Gather every line in the records below that contains the word "High".

- _Exercise material_
## start

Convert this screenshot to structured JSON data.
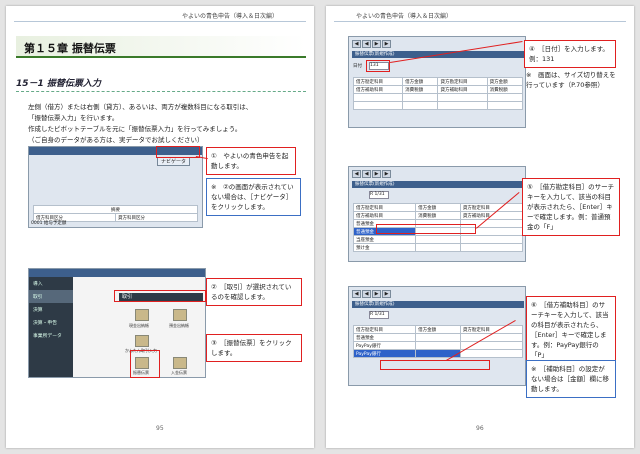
{
  "left_page": {
    "header": "やよいの青色申告（導入＆日次編）",
    "chapter_title": "第１５章 振替伝票",
    "section_title": "15－1 振替伝票入力",
    "body": [
      "左側（借方）または右側（貸方）、あるいは、両方が複数科目になる取引は、",
      "「振替伝票入力」を行います。",
      "作成したピボットテーブルを元に「振替伝票入力」を行ってみましょう。",
      "（ご自身のデータがある方は、実データでお試しください）"
    ],
    "shot1": {
      "nav_label": "ナビゲータ",
      "row_label": "摘要",
      "col1": "借方科目区分",
      "col2": "貸方科目区分",
      "bottom": "0001 給与予定額"
    },
    "callouts": [
      "①　やよいの青色申告を起動します。",
      "※　②の画面が表示されていない場合は、［ナビゲータ］をクリックします。",
      "②　［取引］が選択されているのを確認します。",
      "③　［振替伝票］をクリックします。"
    ],
    "shot2": {
      "menu": [
        "導入",
        "取引",
        "決算",
        "決算・申告",
        "事業所データ"
      ],
      "tab": "取引",
      "icons": [
        "現金出納帳",
        "預金出納帳",
        "かんたん取引入力",
        "振替伝票",
        "入金伝票"
      ]
    },
    "page_number": "95"
  },
  "right_page": {
    "header": "やよいの青色申告（導入＆日次編）",
    "shots": [
      {
        "title": "振替伝票(新規作成)",
        "date": "131",
        "headers": [
          "借方勘定科目",
          "借方金額",
          "貸方勘定科目",
          "貸方金額"
        ],
        "sub": [
          "借方補助科目",
          "消費税額",
          "貸方補助科目",
          "消費税額"
        ]
      },
      {
        "title": "振替伝票(新規作成)",
        "date": "R 1/31",
        "headers": [
          "借方勘定科目",
          "借方金額",
          "貸方勘定科目"
        ],
        "sub": [
          "借方補助科目",
          "消費税額",
          "貸方補助科目"
        ],
        "rows": [
          "普通預金",
          "普通預金",
          "当座預金",
          "預け金"
        ]
      },
      {
        "title": "振替伝票(新規作成)",
        "date": "R 1/31",
        "headers": [
          "借方勘定科目",
          "借方金額",
          "貸方勘定科目"
        ],
        "rows": [
          "普通預金",
          "PayPay銀行",
          "PayPay銀行"
        ]
      }
    ],
    "callouts": [
      "④　［日付］を入力します。例：131",
      "※　画面は、サイズ切り替えを行っています（P.70参照）",
      "⑤　［借方勘定科目］のサーチキーを入力して、該当の科目が表示されたら、［Enter］キーで確定します。例：普通預金の「F」",
      "⑥　［借方補助科目］のサーチキーを入力して、該当の科目が表示されたら、［Enter］キーで確定します。例：PayPay銀行の「P」",
      "※　［補助科目］の設定がない場合は［金額］欄に移動します。"
    ],
    "page_number": "96"
  }
}
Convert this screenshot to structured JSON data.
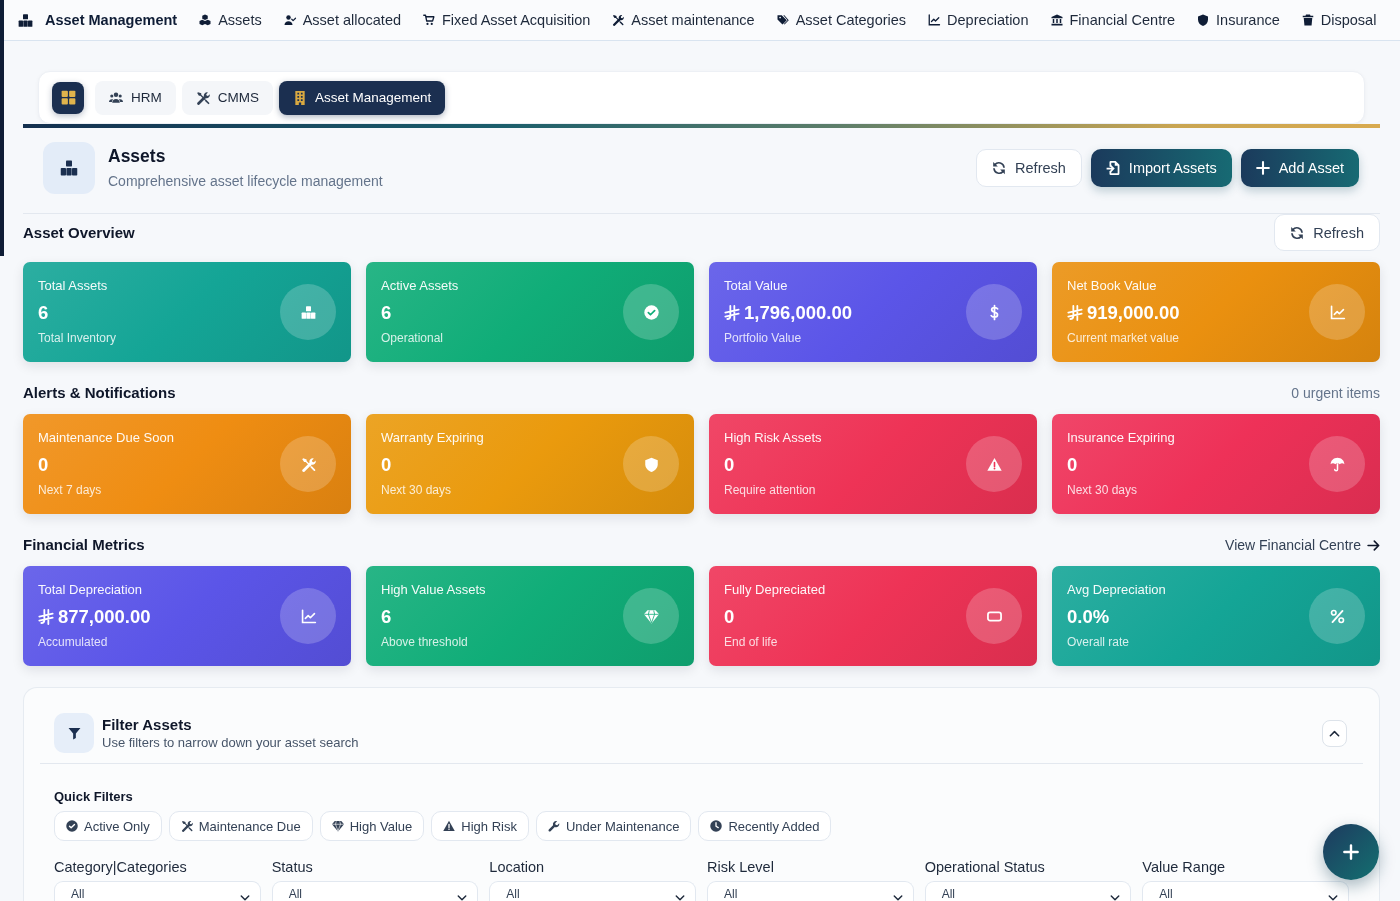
{
  "top_nav": {
    "brand": "Asset Management",
    "items": [
      "Assets",
      "Asset allocated",
      "Fixed Asset Acquisition",
      "Asset maintenance",
      "Asset Categories",
      "Depreciation",
      "Financial Centre",
      "Insurance",
      "Disposal"
    ]
  },
  "module_tabs": [
    {
      "label": "HRM",
      "selected": false
    },
    {
      "label": "CMMS",
      "selected": false
    },
    {
      "label": "Asset Management",
      "selected": true
    }
  ],
  "page_header": {
    "title": "Assets",
    "subtitle": "Comprehensive asset lifecycle management",
    "buttons": [
      {
        "label": "Refresh",
        "kind": "outline"
      },
      {
        "label": "Import Assets",
        "kind": "primary"
      },
      {
        "label": "Add Asset",
        "kind": "primary"
      }
    ]
  },
  "sections": [
    {
      "title": "Asset Overview",
      "aside": {
        "kind": "button",
        "label": "Refresh"
      },
      "cards": [
        {
          "label": "Total Assets",
          "value": "6",
          "note": "Total Inventory",
          "currency": false,
          "color": "#14a596"
        },
        {
          "label": "Active Assets",
          "value": "6",
          "note": "Operational",
          "currency": false,
          "color": "#10ad78"
        },
        {
          "label": "Total Value",
          "value": "1,796,000.00",
          "note": "Portfolio Value",
          "currency": true,
          "color": "#5b55e8"
        },
        {
          "label": "Net Book Value",
          "value": "919,000.00",
          "note": "Current market value",
          "currency": true,
          "color": "#ea900f"
        }
      ]
    },
    {
      "title": "Alerts & Notifications",
      "aside": {
        "kind": "note",
        "label": "0 urgent items"
      },
      "cards": [
        {
          "label": "Maintenance Due Soon",
          "value": "0",
          "note": "Next 7 days",
          "currency": false,
          "color": "#ef8d12"
        },
        {
          "label": "Warranty Expiring",
          "value": "0",
          "note": "Next 30 days",
          "currency": false,
          "color": "#ea9a0d"
        },
        {
          "label": "High Risk Assets",
          "value": "0",
          "note": "Require attention",
          "currency": false,
          "color": "#ee3356"
        },
        {
          "label": "Insurance Expiring",
          "value": "0",
          "note": "Next 30 days",
          "currency": false,
          "color": "#ee3158"
        }
      ]
    },
    {
      "title": "Financial Metrics",
      "aside": {
        "kind": "link",
        "label": "View Financial Centre"
      },
      "cards": [
        {
          "label": "Total Depreciation",
          "value": "877,000.00",
          "note": "Accumulated",
          "currency": true,
          "color": "#5b55e8"
        },
        {
          "label": "High Value Assets",
          "value": "6",
          "note": "Above threshold",
          "currency": false,
          "color": "#10ad78"
        },
        {
          "label": "Fully Depreciated",
          "value": "0",
          "note": "End of life",
          "currency": false,
          "color": "#ee3356"
        },
        {
          "label": "Avg Depreciation",
          "value": "0.0%",
          "note": "Overall rate",
          "currency": false,
          "color": "#14a596"
        }
      ]
    }
  ],
  "filters": {
    "title": "Filter Assets",
    "subtitle": "Use filters to narrow down your asset search",
    "expanded": true,
    "quick_filters_title": "Quick Filters",
    "quick_filters": [
      "Active Only",
      "Maintenance Due",
      "High Value",
      "High Risk",
      "Under Maintenance",
      "Recently Added"
    ],
    "fields": [
      {
        "label": "Category|Categories",
        "value": "All"
      },
      {
        "label": "Status",
        "value": "All"
      },
      {
        "label": "Location",
        "value": "All"
      },
      {
        "label": "Risk Level",
        "value": "All"
      },
      {
        "label": "Operational Status",
        "value": "All"
      },
      {
        "label": "Value Range",
        "value": "All"
      }
    ]
  }
}
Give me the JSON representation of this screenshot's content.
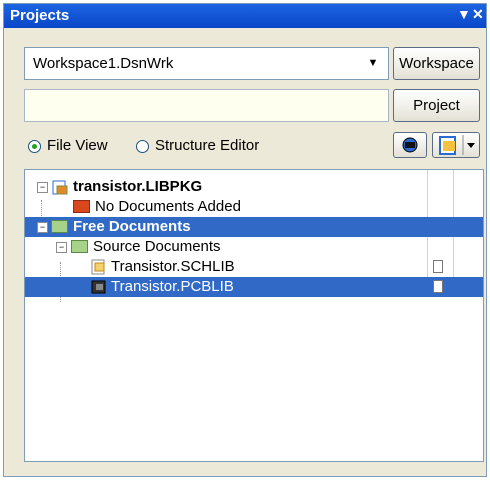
{
  "panel": {
    "title": "Projects",
    "menu_glyph": "▼",
    "close_glyph": "✕"
  },
  "workspace": {
    "selected": "Workspace1.DsnWrk",
    "button_label": "Workspace"
  },
  "project": {
    "value": "",
    "button_label": "Project"
  },
  "view_mode": {
    "options": [
      "File View",
      "Structure Editor"
    ],
    "selected": "File View"
  },
  "tree": {
    "items": [
      {
        "label": "transistor.LIBPKG",
        "bold": true,
        "selected": false,
        "icon": "library-package-icon"
      },
      {
        "label": "No Documents Added",
        "bold": false,
        "selected": false,
        "icon": "red-folder-icon"
      },
      {
        "label": "Free Documents",
        "bold": true,
        "selected": true,
        "icon": "green-folder-icon"
      },
      {
        "label": "Source Documents",
        "bold": false,
        "selected": false,
        "icon": "green-folder-icon"
      },
      {
        "label": "Transistor.SCHLIB",
        "bold": false,
        "selected": false,
        "icon": "schlib-icon"
      },
      {
        "label": "Transistor.PCBLIB",
        "bold": false,
        "selected": true,
        "icon": "pcblib-icon"
      }
    ]
  },
  "colors": {
    "titlebar": "#0a47c9",
    "selection": "#3169c6",
    "panel_bg": "#ece9d8"
  }
}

## end

- _Correct output_
          "label": "High Risk Assets",
          "label": "High Value Assets",
      "High Value",
      "High Risk",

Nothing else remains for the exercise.